▸ **DIRECTIVE**
Your task is to copy every line of the entries that contains "Global".

# START OF DATA ENTRIES

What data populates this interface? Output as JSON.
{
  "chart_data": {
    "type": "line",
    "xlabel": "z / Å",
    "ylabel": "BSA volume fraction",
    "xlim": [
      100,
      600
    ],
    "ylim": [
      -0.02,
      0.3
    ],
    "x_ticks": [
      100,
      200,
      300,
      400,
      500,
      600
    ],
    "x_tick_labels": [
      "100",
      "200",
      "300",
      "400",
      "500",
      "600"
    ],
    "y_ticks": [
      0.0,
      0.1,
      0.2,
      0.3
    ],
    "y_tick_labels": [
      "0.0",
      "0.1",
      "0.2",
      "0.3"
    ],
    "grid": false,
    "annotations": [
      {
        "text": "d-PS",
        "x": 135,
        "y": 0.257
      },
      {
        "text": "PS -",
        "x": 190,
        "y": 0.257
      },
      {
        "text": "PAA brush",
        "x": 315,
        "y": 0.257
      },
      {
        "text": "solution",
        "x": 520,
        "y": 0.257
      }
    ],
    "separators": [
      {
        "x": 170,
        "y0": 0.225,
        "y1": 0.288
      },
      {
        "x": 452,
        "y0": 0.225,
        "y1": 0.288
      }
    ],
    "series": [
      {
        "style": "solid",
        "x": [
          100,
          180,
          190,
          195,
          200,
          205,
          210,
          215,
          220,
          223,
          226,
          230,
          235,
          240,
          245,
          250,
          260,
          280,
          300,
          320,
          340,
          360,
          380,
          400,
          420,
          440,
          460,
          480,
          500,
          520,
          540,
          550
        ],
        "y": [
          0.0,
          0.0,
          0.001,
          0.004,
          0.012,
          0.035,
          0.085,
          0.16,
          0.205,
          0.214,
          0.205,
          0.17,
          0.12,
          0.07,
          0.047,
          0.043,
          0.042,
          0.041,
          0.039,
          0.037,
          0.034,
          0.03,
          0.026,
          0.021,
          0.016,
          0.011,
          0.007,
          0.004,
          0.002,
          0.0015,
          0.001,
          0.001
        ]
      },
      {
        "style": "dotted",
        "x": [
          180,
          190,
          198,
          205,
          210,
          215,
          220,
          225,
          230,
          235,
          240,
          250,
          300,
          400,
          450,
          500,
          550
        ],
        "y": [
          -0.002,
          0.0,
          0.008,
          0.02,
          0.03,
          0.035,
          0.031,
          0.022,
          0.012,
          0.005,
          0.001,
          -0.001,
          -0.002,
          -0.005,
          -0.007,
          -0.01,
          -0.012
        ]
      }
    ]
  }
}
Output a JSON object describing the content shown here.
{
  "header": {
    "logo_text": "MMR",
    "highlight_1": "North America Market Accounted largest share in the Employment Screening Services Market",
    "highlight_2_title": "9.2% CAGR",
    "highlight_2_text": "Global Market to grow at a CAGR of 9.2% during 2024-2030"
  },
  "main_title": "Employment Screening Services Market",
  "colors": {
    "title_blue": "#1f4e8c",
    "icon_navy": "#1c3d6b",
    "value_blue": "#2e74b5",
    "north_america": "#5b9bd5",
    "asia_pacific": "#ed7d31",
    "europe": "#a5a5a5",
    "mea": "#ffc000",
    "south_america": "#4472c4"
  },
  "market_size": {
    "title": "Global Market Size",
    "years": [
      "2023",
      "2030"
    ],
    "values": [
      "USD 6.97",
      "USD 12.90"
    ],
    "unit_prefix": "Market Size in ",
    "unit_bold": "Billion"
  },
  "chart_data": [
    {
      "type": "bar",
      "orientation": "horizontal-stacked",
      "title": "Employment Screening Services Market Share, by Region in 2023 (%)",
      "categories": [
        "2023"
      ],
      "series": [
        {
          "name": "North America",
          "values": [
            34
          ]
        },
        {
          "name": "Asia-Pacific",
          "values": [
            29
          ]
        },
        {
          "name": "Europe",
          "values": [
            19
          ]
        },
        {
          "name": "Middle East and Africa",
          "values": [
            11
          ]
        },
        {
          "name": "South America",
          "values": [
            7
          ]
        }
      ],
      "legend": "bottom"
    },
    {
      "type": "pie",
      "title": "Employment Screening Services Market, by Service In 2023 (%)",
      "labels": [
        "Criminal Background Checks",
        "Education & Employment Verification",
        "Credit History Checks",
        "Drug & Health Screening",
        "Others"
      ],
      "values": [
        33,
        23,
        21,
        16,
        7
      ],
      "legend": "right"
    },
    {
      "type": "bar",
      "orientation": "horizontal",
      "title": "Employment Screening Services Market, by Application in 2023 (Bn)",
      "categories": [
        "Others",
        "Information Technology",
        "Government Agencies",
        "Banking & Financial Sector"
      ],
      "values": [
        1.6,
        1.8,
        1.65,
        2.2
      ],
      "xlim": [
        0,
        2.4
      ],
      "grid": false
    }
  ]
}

# END OF DATA ENTRIES

▸ **WRITTEN SOLUTION**
    "highlight_2_text": "Global Market to grow at a CAGR of 9.2% during 2024-2030"
    "title": "Global Market Size",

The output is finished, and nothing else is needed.